### Objective
Say the number of lines containing the string "title", and say nothing else.

### Record list
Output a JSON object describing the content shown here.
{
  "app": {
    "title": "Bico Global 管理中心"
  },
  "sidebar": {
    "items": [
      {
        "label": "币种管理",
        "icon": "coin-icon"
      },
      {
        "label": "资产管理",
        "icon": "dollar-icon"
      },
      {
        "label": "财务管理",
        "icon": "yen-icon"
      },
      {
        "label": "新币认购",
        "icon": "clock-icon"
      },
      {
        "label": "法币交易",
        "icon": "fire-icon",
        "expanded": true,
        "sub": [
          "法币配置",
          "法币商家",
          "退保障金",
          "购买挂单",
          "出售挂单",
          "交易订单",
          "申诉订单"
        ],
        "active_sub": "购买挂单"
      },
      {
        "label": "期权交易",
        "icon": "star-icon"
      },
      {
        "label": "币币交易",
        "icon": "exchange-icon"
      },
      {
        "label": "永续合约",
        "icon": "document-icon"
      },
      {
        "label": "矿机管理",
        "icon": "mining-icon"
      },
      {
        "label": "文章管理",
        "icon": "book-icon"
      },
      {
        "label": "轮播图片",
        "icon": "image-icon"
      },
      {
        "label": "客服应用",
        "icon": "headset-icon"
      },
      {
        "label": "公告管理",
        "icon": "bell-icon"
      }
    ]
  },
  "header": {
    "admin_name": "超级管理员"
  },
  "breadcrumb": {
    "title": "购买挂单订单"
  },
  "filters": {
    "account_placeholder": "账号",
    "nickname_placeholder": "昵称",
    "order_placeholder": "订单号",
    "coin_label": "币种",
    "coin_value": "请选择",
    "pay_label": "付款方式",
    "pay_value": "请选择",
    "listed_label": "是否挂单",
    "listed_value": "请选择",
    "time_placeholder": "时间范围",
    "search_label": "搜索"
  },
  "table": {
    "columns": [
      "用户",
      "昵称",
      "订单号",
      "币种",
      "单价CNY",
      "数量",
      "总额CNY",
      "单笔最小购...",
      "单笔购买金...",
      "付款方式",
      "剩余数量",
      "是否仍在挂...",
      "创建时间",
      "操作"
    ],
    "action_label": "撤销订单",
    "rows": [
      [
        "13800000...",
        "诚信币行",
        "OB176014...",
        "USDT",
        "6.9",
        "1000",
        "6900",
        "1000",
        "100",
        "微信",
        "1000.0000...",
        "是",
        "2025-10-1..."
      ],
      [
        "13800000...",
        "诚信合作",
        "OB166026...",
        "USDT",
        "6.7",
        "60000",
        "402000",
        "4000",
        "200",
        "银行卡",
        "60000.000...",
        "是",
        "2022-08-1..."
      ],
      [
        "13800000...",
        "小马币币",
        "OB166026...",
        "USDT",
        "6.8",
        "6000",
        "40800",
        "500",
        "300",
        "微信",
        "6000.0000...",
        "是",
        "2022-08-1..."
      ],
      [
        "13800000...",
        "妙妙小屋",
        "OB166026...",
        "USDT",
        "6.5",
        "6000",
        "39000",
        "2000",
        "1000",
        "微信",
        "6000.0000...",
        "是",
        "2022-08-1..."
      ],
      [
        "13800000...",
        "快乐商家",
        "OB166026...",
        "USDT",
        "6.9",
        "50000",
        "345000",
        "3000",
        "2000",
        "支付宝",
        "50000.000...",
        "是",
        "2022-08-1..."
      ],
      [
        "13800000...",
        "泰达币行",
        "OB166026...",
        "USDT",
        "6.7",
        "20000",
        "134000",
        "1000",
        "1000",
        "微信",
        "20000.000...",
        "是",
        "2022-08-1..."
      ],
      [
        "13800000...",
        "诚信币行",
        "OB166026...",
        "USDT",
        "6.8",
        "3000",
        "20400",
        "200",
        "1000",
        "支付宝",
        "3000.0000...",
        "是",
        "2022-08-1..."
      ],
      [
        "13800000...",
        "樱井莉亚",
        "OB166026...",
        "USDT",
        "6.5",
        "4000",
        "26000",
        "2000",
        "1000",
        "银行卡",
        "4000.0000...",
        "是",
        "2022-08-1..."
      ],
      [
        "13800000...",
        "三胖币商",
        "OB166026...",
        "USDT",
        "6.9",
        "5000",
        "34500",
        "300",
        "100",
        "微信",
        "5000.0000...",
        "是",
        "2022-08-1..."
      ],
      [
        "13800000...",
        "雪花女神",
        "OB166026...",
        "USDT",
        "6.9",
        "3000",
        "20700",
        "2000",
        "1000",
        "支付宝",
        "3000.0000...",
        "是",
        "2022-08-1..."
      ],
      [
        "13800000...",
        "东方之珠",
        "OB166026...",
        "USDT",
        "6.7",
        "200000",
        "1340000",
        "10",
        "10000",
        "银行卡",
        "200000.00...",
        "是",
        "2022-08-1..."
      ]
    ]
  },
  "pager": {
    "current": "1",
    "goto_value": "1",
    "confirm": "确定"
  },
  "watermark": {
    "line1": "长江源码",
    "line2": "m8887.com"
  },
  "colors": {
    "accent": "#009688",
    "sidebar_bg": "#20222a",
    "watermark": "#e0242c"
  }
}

### Completed task
2